Short exercise –
Can you write out all the lines word for word, with no pictures?

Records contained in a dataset
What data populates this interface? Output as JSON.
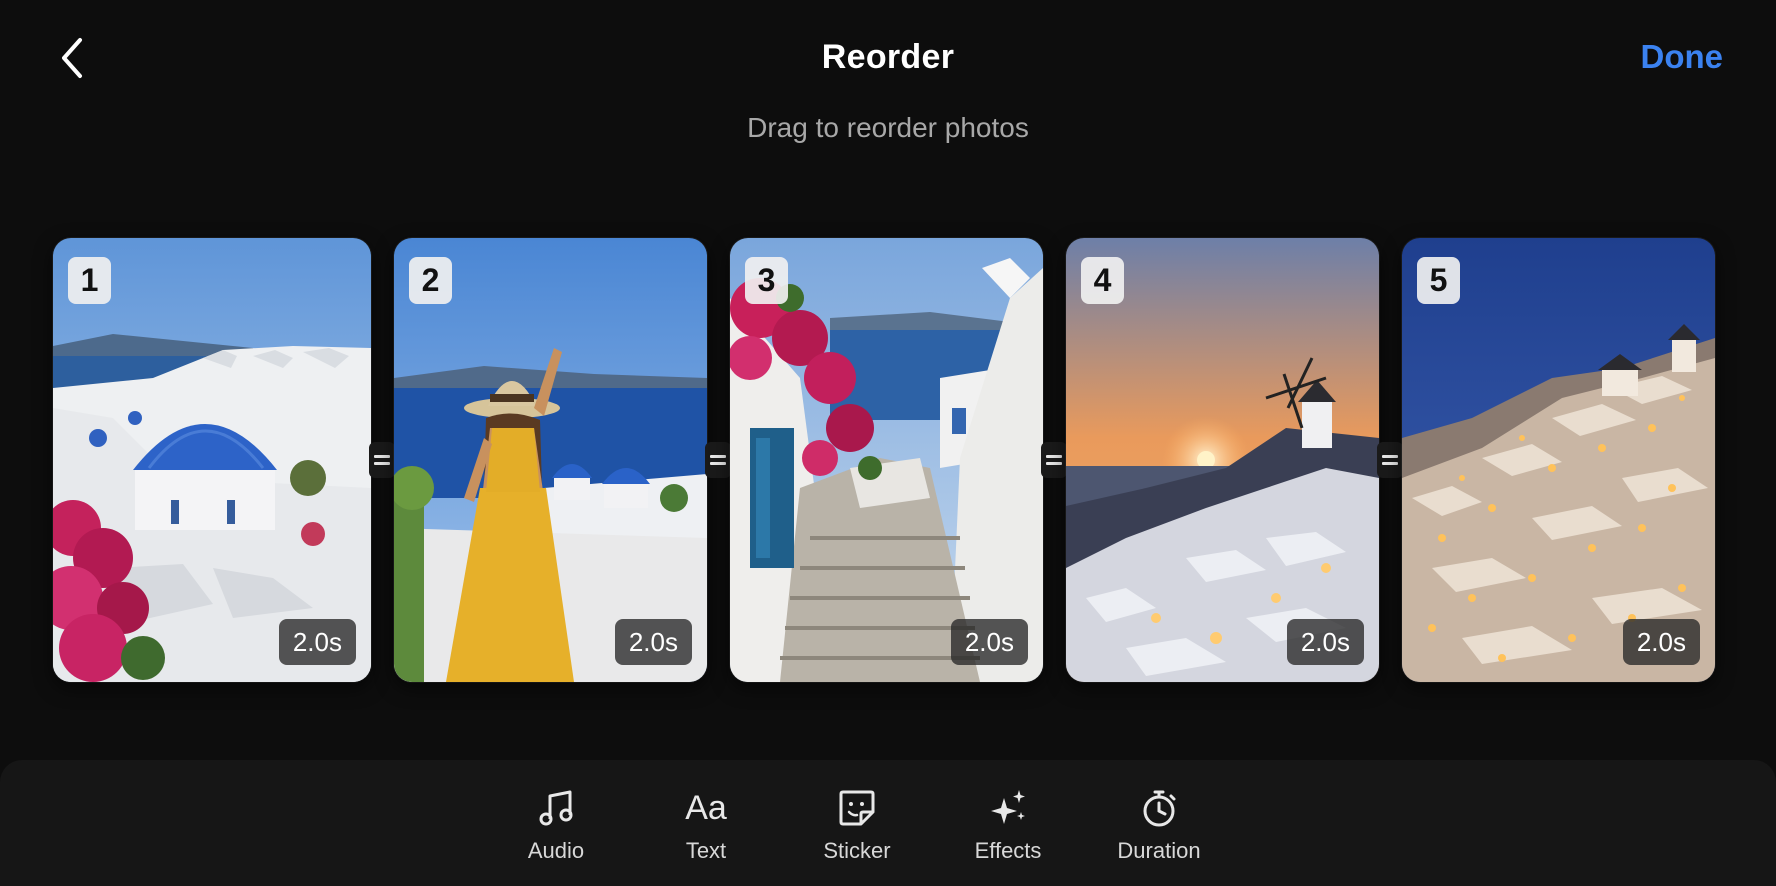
{
  "header": {
    "title": "Reorder",
    "done_label": "Done",
    "subtitle": "Drag to reorder photos",
    "back_icon": "chevron-left-icon",
    "accent_color": "#3b82f0"
  },
  "photos": [
    {
      "number": "1",
      "duration": "2.0s",
      "scene": "blue-dome-church"
    },
    {
      "number": "2",
      "duration": "2.0s",
      "scene": "woman-in-yellow-dress"
    },
    {
      "number": "3",
      "duration": "2.0s",
      "scene": "alley-with-bougainvillea"
    },
    {
      "number": "4",
      "duration": "2.0s",
      "scene": "windmill-sunset"
    },
    {
      "number": "5",
      "duration": "2.0s",
      "scene": "village-at-dusk"
    }
  ],
  "toolbar": {
    "items": [
      {
        "label": "Audio",
        "icon": "music-note-icon"
      },
      {
        "label": "Text",
        "icon": "text-aa-icon",
        "glyph": "Aa"
      },
      {
        "label": "Sticker",
        "icon": "sticker-icon"
      },
      {
        "label": "Effects",
        "icon": "sparkles-icon"
      },
      {
        "label": "Duration",
        "icon": "stopwatch-icon"
      }
    ]
  }
}
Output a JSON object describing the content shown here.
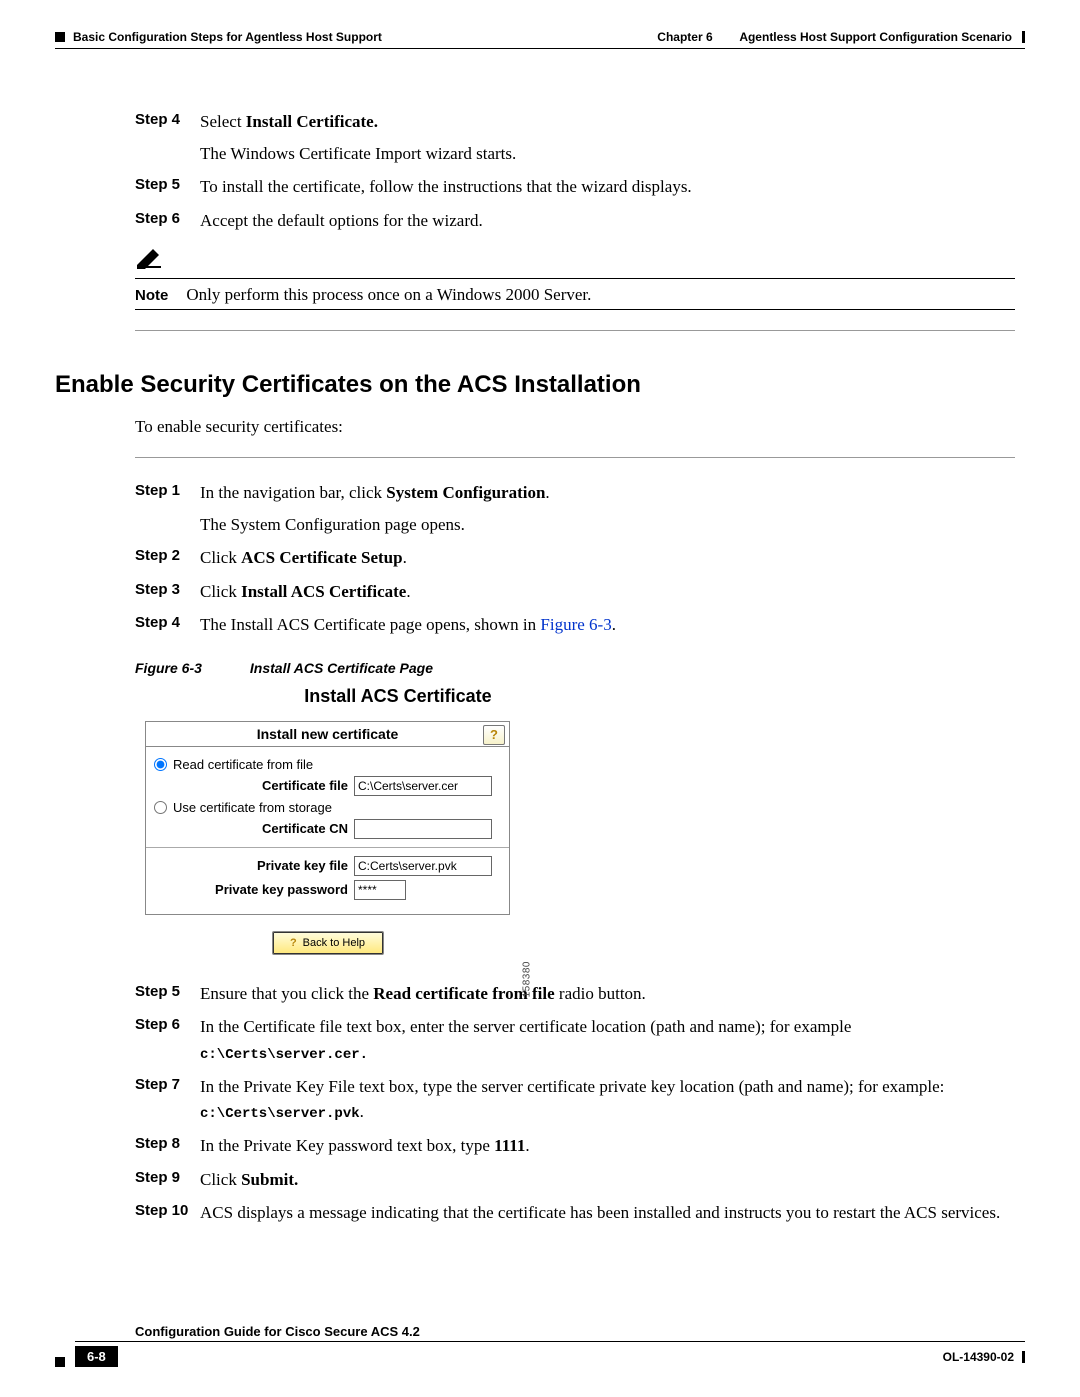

Full output –
What data populates this interface? Output as JSON.
{
  "header": {
    "title": "Reorder",
    "done_label": "Done",
    "subtitle": "Drag to reorder photos",
    "back_icon": "chevron-left-icon",
    "accent_color": "#3b82f0"
  },
  "photos": [
    {
      "number": "1",
      "duration": "2.0s",
      "scene": "blue-dome-church"
    },
    {
      "number": "2",
      "duration": "2.0s",
      "scene": "woman-in-yellow-dress"
    },
    {
      "number": "3",
      "duration": "2.0s",
      "scene": "alley-with-bougainvillea"
    },
    {
      "number": "4",
      "duration": "2.0s",
      "scene": "windmill-sunset"
    },
    {
      "number": "5",
      "duration": "2.0s",
      "scene": "village-at-dusk"
    }
  ],
  "toolbar": {
    "items": [
      {
        "label": "Audio",
        "icon": "music-note-icon"
      },
      {
        "label": "Text",
        "icon": "text-aa-icon",
        "glyph": "Aa"
      },
      {
        "label": "Sticker",
        "icon": "sticker-icon"
      },
      {
        "label": "Effects",
        "icon": "sparkles-icon"
      },
      {
        "label": "Duration",
        "icon": "stopwatch-icon"
      }
    ]
  }
}
Output a JSON object describing the content shown here.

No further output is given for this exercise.